— Excerpted text —

You know you’re a senior when the Student Union “Reservation Training” quiz is the hardest assessment of this semester thus far.
As a 3L, second semester, law student, my feelings about class: I’m here so I won’t get fined.
SBP campaigns: Trying to outwhite the Daily Tar Heel since 1893.
To the person sprawled out on a couch in a crowded Union: Can I get you anything? A pillow? Some popcorn? A course on common courtesy?
I didn’t win the basketball lottery or get that job. And only one was nice enough to send me a rejection email.
To the girl walking out of the Genome Science Building in shorts — why hasn’t natural selection gotten to you yet?
To the girl who decided it was a good idea to print 120 pages at the UL between a class change — WHY?
The joy of having a small discussion-based class turns into sheer terror when you realize there is a hole in the crotch of your jeans.
I’m sure jmpender is interesting, but she’s probably too busy hanging out with karent to meet you.
It’s my last semester at UNC and my classes couldn’t feel more irrelevant. Except statistics. We spent an hour calculating the mean weight of a Chipotle burrito and that is something I can care about.
Thong + mismatched socks = time to do laundry.
SBP election time is here. ‘Tis the season for over-the-ear-headphones and answering nonexistent phone calls and texts in the pit.
It might not have been an English class, but I still appreciate the irony of my computer breaking down in COMP 110.
A Taylor Swift ode to my post-grad future: Blank Space.
Note to professor who said: “I probably have hepatomegaly, although you can’t tell just by looking at me.” You might want to keep that to yourself.
SBP election diversity report 2015: white, white, white, white woman.

— Problem to work on —
In the campus quips, what did the statistics class spend an hour calculating?

— Records —
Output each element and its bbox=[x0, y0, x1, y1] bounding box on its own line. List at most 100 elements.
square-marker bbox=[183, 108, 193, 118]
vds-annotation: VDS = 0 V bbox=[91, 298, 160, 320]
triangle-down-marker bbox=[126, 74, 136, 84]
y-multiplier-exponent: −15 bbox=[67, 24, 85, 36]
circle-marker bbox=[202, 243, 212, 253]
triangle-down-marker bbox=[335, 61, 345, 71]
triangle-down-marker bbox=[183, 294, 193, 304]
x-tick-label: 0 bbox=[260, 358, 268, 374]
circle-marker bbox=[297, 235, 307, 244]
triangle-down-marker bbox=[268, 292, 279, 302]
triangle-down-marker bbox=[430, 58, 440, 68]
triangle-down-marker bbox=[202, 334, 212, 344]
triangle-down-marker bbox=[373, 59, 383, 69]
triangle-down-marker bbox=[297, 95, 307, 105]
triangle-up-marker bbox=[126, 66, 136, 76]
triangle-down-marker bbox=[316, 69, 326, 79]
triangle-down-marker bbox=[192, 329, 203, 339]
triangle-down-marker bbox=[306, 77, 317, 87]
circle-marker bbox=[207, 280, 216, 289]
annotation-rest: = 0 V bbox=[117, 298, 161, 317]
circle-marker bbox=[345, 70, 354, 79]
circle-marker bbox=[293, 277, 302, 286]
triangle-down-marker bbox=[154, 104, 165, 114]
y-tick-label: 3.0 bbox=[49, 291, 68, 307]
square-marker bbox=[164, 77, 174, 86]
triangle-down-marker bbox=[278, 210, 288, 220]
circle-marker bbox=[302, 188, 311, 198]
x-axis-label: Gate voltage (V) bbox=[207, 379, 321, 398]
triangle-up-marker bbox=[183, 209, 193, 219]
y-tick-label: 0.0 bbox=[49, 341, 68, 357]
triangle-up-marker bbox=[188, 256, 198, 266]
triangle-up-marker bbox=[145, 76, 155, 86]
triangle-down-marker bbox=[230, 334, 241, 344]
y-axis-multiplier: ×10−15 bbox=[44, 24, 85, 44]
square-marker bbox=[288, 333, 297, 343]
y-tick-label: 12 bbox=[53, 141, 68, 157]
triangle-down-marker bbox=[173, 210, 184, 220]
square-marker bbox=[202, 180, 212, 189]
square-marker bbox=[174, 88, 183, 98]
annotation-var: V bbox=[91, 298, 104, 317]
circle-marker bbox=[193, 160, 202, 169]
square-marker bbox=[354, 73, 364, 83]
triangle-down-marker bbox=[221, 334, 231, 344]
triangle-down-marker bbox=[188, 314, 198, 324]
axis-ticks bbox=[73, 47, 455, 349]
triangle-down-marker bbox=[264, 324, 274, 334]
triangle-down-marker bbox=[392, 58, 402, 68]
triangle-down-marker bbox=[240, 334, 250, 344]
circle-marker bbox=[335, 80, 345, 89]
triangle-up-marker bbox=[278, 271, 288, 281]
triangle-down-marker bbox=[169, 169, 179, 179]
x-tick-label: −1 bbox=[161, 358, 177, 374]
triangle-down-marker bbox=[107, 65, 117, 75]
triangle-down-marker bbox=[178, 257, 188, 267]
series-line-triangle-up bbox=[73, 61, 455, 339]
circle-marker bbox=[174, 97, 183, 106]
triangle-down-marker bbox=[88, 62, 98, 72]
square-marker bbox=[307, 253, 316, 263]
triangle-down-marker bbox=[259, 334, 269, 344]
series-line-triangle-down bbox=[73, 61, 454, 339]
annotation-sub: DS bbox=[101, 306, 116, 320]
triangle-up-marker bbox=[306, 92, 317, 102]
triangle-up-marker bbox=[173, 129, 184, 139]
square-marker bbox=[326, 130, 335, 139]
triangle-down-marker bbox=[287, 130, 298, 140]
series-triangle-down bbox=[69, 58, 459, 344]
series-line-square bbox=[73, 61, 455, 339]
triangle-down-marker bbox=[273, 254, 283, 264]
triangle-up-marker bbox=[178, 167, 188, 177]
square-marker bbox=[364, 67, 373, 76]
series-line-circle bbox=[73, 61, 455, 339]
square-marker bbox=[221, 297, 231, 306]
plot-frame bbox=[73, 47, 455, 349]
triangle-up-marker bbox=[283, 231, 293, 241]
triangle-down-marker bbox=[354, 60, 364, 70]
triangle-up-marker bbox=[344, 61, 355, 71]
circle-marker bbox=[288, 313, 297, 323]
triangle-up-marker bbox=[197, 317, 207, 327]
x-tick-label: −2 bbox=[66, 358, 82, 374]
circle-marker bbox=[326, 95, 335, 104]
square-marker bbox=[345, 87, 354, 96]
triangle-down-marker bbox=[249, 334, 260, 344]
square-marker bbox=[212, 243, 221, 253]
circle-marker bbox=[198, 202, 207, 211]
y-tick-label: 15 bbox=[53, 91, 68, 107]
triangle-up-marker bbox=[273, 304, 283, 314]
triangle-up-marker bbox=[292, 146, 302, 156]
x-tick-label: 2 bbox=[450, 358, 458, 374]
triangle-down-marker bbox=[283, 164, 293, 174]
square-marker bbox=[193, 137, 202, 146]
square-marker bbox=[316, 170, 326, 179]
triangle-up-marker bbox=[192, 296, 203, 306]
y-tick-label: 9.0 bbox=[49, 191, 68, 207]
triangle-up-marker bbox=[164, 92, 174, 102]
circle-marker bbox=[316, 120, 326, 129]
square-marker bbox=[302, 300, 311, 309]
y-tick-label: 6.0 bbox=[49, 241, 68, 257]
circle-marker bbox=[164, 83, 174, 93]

— Answer to the exercise —
The mean weight of a Chipotle burrito.